====== INPUT MATERIAL ======
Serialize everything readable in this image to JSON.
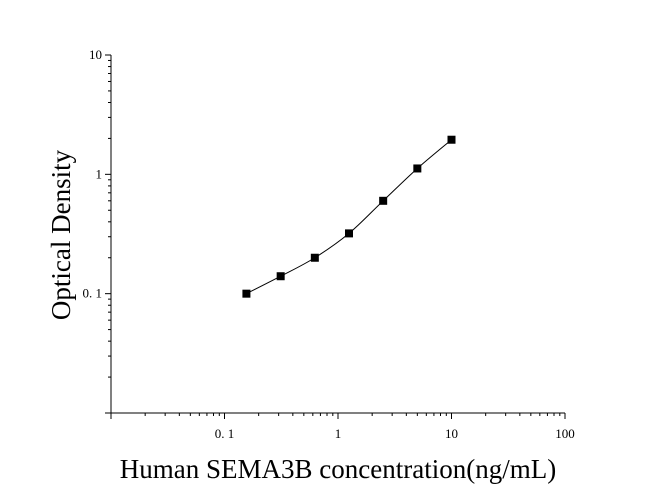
{
  "chart_data": {
    "type": "scatter",
    "title": "",
    "xlabel": "Human SEMA3B concentration(ng/mL)",
    "ylabel": "Optical Density",
    "x_scale": "log",
    "y_scale": "log",
    "xlim": [
      0.01,
      100
    ],
    "ylim": [
      0.01,
      10
    ],
    "x_ticks": [
      {
        "value": 0.1,
        "label": "0. 1"
      },
      {
        "value": 1,
        "label": "1"
      },
      {
        "value": 10,
        "label": "10"
      },
      {
        "value": 100,
        "label": "100"
      }
    ],
    "y_ticks": [
      {
        "value": 0.1,
        "label": "0. 1"
      },
      {
        "value": 1,
        "label": "1"
      },
      {
        "value": 10,
        "label": "10"
      }
    ],
    "grid": false,
    "legend": "none",
    "series": [
      {
        "marker": "square",
        "color": "#000000",
        "fit_line": true,
        "points": [
          {
            "x": 0.156,
            "y": 0.1
          },
          {
            "x": 0.3125,
            "y": 0.14
          },
          {
            "x": 0.625,
            "y": 0.2
          },
          {
            "x": 1.25,
            "y": 0.32
          },
          {
            "x": 2.5,
            "y": 0.6
          },
          {
            "x": 5,
            "y": 1.12
          },
          {
            "x": 10,
            "y": 1.95
          }
        ]
      }
    ]
  }
}
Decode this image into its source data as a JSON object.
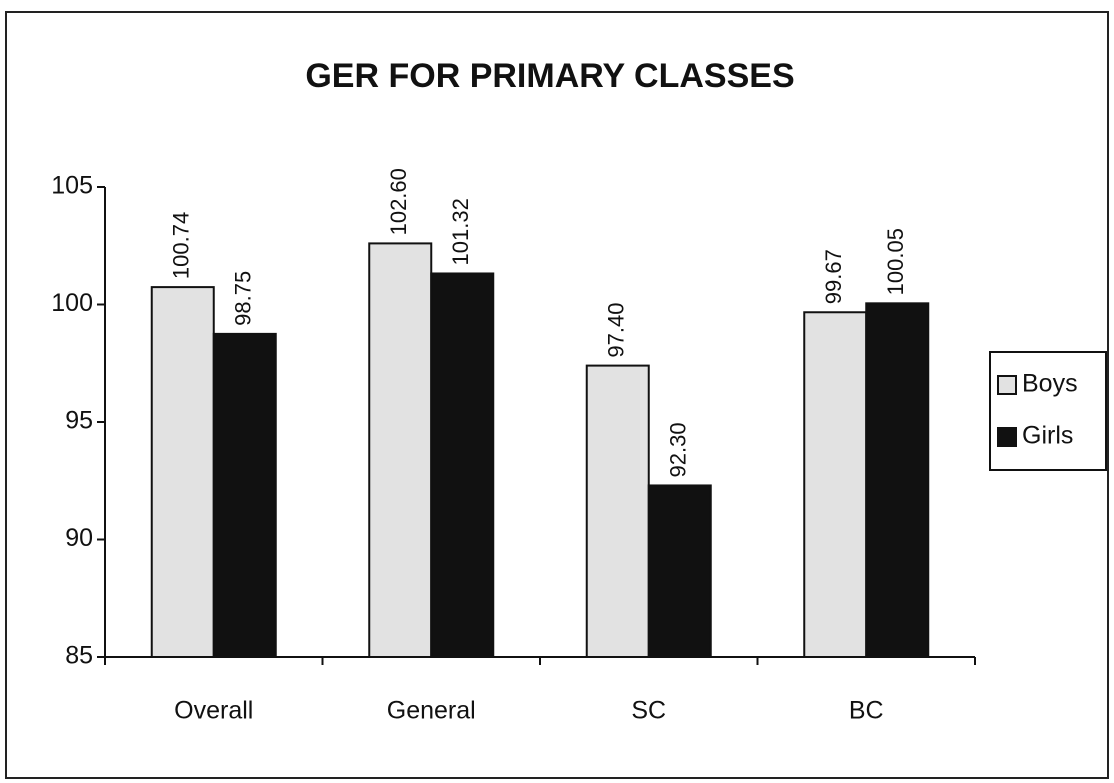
======
Select and copy every line of the listing with the word "image".

■ **RESULT OF THIS TASK**
Serialize everything readable in this image to JSON.
Decode this image into its source data as a JSON object.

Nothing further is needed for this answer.